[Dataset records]
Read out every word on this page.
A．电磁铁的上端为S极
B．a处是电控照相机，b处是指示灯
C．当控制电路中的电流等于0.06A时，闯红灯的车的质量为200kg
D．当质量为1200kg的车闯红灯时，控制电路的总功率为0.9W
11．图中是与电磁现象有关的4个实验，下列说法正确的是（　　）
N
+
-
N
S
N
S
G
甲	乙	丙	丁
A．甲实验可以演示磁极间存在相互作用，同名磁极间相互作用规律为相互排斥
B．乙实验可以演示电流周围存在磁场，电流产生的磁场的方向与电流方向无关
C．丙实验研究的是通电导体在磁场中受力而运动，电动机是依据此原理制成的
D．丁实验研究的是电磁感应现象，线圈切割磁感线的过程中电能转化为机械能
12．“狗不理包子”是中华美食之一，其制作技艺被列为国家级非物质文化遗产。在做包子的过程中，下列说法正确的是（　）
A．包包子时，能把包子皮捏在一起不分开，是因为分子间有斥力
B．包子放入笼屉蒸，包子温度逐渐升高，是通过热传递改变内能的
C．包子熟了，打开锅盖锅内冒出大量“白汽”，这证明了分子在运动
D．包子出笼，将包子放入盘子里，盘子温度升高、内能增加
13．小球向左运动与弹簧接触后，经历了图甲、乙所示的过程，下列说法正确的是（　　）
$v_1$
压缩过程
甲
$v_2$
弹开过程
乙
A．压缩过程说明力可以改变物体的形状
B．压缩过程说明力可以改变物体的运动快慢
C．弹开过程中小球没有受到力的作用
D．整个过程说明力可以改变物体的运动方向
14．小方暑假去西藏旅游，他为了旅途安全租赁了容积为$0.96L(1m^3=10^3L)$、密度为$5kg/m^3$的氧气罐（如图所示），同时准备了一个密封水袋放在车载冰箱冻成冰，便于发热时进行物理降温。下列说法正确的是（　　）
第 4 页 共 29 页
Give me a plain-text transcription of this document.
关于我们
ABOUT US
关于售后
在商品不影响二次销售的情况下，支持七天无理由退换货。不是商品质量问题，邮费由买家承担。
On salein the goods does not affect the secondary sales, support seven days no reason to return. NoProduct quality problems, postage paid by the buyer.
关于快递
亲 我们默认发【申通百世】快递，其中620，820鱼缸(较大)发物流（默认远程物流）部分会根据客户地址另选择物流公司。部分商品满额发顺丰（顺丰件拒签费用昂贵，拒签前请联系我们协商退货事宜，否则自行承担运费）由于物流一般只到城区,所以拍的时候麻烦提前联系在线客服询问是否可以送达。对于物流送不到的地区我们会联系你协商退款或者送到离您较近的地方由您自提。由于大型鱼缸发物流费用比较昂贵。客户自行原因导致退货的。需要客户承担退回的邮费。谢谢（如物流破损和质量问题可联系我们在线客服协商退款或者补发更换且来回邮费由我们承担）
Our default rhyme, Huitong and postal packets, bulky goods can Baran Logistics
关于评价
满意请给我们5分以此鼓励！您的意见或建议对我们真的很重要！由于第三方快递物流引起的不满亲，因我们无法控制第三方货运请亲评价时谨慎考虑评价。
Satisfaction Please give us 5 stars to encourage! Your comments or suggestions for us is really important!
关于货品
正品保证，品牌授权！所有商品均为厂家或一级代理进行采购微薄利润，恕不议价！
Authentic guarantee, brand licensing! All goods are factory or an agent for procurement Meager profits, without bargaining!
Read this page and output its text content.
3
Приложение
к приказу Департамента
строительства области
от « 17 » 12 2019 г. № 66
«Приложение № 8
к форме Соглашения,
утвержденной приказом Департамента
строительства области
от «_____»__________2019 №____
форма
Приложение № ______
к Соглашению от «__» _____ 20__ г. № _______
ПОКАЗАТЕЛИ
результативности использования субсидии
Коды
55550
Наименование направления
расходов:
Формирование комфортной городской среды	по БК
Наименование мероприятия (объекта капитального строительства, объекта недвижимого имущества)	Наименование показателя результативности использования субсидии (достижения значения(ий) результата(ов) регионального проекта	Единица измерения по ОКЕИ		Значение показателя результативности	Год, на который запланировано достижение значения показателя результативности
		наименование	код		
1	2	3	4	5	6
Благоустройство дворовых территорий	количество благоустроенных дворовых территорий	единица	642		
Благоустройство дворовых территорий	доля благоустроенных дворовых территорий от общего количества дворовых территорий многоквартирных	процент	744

--- Instructions for the task ---
Make a copy of each line that contains the string "субсидии".

--- Response to this exercise ---
результативности использования субсидии
Наименование мероприятия (объекта капитального строительства, объекта недвижимого имущества)	Наименование показателя результативности использования субсидии (достижения значения(ий) результата(ов) регионального проекта	Единица измерения по ОКЕИ		Значение показателя результативности	Год, на который запланировано достижение значения показателя результативности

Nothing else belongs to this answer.